> [Problem details] What follows is a block of records; reproduce all of it verbatim.

> [Data shown]
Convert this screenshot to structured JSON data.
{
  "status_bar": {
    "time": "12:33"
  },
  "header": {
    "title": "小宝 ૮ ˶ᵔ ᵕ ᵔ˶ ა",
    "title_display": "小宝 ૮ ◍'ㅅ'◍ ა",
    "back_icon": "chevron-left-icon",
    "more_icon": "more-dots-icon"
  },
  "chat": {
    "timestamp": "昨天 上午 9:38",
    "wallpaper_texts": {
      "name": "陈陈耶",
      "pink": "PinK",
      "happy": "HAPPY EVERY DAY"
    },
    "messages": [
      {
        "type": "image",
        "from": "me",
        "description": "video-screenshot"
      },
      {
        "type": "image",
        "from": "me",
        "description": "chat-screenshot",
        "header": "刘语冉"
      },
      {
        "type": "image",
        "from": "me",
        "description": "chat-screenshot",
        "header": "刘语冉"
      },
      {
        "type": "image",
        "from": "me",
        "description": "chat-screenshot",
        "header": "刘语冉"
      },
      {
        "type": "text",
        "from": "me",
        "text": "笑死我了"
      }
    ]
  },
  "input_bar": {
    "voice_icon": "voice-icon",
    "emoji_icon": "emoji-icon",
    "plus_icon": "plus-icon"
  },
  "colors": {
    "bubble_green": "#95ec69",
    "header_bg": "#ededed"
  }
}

> [Solution to the problem]
Convert this screenshot to structured JSON data.
{
  "status_bar": {
    "time": "12:33"
  },
  "header": {
    "title": "小宝 ૮ ˶ᵔ ᵕ ᵔ˶ ა",
    "title_display": "小宝 ૮ ◍'ㅅ'◍ ა",
    "back_icon": "chevron-left-icon",
    "more_icon": "more-dots-icon"
  },
  "chat": {
    "timestamp": "昨天 上午 9:38",
    "wallpaper_texts": {
      "name": "陈陈耶",
      "pink": "PinK",
      "happy": "HAPPY EVERY DAY"
    },
    "messages": [
      {
        "type": "image",
        "from": "me",
        "description": "video-screenshot"
      },
      {
        "type": "image",
        "from": "me",
        "description": "chat-screenshot",
        "header": "刘语冉"
      },
      {
        "type": "image",
        "from": "me",
        "description": "chat-screenshot",
        "header": "刘语冉"
      },
      {
        "type": "image",
        "from": "me",
        "description": "chat-screenshot",
        "header": "刘语冉"
      },
      {
        "type": "text",
        "from": "me",
        "text": "笑死我了"
      }
    ]
  },
  "input_bar": {
    "voice_icon": "voice-icon",
    "emoji_icon": "emoji-icon",
    "plus_icon": "plus-icon"
  },
  "colors": {
    "bubble_green": "#95ec69",
    "header_bg": "#ededed"
  }
}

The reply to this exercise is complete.